Given request: Copy out each line below that has the word "Output" in it.

<<<<

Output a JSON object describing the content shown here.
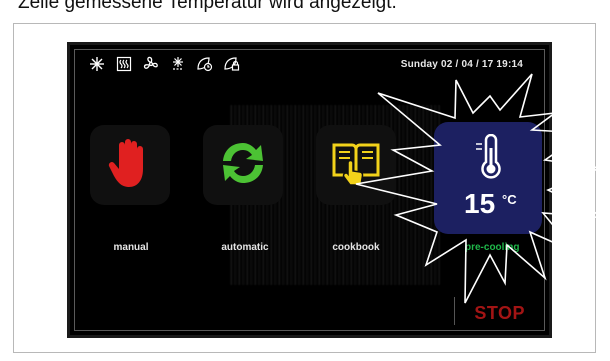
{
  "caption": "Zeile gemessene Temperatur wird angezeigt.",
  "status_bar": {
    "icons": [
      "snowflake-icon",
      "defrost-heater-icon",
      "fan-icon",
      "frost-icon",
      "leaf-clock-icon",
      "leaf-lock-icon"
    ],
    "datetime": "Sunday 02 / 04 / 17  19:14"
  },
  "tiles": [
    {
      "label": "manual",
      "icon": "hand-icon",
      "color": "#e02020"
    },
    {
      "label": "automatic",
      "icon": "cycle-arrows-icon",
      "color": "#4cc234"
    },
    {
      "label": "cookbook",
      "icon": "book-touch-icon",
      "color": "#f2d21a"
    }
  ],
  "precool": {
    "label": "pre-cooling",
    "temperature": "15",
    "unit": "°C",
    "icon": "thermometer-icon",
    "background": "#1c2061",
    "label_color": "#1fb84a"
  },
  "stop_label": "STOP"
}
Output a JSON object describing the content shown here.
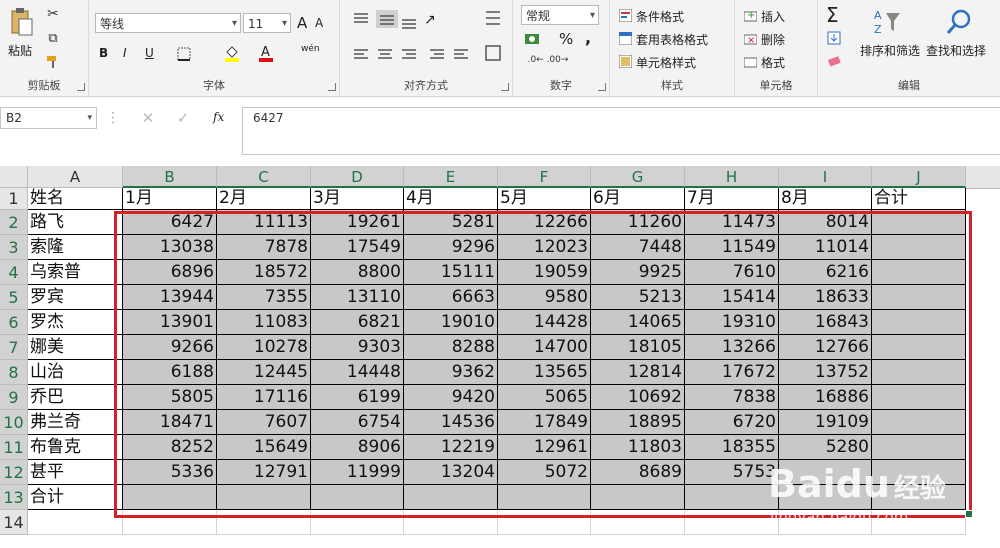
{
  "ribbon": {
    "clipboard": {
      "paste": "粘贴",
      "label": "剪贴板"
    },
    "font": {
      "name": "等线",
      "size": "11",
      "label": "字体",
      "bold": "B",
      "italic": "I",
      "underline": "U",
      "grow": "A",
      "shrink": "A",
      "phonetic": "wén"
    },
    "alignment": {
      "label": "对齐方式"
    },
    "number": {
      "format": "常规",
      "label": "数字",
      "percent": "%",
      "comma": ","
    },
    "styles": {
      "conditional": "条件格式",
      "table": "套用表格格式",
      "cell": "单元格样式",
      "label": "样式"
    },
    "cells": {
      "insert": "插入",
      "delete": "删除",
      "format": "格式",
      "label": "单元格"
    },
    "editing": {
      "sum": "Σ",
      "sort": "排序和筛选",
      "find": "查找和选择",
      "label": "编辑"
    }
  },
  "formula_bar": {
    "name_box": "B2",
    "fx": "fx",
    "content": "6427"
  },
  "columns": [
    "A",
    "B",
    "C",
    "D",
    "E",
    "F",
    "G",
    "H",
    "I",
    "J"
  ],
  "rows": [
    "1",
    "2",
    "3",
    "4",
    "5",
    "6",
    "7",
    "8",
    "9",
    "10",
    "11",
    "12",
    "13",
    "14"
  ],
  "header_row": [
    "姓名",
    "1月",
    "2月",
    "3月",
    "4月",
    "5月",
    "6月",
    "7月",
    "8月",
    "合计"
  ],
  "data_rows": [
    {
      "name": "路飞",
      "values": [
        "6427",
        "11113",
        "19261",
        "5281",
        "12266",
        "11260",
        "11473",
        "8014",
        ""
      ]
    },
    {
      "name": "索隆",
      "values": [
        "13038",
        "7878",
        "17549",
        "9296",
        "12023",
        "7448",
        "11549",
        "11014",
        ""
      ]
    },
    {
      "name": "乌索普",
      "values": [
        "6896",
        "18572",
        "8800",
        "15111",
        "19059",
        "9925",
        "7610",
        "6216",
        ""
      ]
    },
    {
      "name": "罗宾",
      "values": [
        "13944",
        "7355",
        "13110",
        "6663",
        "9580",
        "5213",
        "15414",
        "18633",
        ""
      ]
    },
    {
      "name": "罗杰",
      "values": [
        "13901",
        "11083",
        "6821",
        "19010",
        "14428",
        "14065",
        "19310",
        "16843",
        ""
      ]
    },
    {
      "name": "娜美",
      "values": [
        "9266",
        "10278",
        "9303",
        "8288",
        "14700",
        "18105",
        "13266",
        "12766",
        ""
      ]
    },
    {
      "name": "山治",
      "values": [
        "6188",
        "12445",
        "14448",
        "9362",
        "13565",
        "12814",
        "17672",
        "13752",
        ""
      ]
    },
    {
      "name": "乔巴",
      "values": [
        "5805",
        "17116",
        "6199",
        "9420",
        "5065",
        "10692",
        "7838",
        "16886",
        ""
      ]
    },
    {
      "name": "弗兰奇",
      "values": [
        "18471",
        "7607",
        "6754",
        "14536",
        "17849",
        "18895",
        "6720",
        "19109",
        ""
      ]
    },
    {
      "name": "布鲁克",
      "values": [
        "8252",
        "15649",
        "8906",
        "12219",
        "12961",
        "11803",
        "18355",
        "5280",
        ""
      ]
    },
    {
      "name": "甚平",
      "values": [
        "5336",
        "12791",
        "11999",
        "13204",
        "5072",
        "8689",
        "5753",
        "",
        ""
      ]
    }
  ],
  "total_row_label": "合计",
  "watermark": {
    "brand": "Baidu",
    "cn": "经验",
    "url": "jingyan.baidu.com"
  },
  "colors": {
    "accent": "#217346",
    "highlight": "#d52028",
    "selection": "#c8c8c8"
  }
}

>>>>
<<<<

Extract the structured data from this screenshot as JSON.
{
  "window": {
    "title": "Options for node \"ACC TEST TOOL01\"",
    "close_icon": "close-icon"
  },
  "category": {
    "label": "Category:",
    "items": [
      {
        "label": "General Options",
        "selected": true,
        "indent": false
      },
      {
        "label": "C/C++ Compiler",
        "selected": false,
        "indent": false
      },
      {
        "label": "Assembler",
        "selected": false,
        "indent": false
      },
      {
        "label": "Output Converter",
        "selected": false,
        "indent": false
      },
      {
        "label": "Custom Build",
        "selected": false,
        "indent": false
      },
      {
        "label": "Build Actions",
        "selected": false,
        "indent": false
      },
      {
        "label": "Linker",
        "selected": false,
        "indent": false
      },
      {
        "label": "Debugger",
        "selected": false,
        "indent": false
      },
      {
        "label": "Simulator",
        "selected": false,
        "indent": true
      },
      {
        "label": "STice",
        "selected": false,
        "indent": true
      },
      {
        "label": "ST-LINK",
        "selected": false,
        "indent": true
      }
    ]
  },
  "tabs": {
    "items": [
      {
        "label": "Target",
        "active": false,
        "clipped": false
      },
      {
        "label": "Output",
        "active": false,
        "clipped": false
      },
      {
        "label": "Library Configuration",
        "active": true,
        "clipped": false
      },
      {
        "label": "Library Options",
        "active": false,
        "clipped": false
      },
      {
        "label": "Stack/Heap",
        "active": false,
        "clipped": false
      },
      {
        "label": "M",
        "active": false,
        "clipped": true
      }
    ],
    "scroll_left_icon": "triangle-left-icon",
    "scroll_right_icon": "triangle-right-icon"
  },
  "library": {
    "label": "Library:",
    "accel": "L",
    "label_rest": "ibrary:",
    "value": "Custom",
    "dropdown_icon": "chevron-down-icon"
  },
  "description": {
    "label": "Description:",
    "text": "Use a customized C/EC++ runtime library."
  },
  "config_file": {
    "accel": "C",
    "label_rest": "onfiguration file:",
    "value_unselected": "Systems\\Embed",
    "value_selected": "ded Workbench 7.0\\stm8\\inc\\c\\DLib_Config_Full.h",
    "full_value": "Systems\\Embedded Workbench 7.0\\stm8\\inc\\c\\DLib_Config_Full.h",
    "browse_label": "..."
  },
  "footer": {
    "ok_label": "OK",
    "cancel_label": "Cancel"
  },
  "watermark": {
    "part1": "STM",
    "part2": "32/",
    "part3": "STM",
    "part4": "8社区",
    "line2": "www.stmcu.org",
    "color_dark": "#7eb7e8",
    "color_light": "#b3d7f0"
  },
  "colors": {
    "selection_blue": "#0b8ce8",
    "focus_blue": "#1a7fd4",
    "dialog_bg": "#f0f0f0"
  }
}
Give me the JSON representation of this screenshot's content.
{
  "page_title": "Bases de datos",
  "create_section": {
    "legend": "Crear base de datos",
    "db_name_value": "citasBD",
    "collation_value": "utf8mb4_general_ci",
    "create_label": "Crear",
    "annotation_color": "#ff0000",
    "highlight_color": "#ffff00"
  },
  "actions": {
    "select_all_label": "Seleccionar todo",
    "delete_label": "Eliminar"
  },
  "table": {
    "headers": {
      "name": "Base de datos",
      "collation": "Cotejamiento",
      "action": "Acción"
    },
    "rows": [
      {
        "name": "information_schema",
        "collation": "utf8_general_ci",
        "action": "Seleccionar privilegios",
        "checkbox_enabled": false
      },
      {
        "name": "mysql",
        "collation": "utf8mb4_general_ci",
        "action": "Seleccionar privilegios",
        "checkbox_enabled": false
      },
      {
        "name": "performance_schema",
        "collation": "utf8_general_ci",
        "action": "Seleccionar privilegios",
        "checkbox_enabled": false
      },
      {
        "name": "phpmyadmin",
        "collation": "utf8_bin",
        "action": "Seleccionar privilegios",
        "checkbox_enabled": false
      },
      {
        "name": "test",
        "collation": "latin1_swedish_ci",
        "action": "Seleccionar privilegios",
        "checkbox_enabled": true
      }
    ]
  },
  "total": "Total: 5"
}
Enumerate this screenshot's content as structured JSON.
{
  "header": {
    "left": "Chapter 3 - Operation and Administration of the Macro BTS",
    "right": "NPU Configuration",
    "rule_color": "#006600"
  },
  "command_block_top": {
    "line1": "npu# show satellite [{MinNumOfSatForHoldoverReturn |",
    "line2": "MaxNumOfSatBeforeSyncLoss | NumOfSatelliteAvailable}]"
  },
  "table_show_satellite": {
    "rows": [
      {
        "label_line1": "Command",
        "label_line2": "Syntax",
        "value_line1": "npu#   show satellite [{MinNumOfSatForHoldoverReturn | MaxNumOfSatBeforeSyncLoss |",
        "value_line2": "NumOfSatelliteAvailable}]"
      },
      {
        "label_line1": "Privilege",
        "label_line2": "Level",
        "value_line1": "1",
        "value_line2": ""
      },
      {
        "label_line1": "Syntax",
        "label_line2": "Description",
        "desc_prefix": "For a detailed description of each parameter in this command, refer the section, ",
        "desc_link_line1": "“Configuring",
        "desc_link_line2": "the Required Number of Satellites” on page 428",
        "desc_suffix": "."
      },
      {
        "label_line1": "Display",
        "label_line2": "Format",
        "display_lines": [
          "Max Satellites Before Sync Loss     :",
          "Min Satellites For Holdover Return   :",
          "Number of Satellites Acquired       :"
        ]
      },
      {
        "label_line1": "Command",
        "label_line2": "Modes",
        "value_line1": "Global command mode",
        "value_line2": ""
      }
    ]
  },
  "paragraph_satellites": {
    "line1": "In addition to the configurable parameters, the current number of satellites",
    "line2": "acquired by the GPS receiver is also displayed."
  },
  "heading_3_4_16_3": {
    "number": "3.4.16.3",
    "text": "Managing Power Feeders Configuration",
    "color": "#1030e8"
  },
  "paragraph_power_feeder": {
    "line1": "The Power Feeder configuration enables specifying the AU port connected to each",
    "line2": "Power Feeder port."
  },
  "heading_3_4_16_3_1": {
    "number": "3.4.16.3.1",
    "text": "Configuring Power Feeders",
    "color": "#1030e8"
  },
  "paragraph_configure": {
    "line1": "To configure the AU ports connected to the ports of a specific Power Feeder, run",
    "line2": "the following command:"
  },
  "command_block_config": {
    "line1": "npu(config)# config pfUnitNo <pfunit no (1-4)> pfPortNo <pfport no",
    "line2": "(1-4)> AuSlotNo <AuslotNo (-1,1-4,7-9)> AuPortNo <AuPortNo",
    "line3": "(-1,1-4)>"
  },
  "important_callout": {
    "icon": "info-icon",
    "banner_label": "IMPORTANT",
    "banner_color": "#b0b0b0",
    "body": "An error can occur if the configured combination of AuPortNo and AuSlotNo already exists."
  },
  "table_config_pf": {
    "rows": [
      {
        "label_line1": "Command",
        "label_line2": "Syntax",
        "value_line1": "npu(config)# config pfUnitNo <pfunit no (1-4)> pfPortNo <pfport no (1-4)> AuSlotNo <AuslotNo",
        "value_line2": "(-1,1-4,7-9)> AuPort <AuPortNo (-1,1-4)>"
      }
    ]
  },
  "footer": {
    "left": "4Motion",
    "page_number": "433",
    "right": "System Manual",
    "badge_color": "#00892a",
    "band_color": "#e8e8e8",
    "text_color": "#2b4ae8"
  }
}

>>>>

Exercise response:
Output a JSON object describing the content shown here.
Output a JSON object describing the content shown here.
        "label": "Output Converter",
        "label": "Output",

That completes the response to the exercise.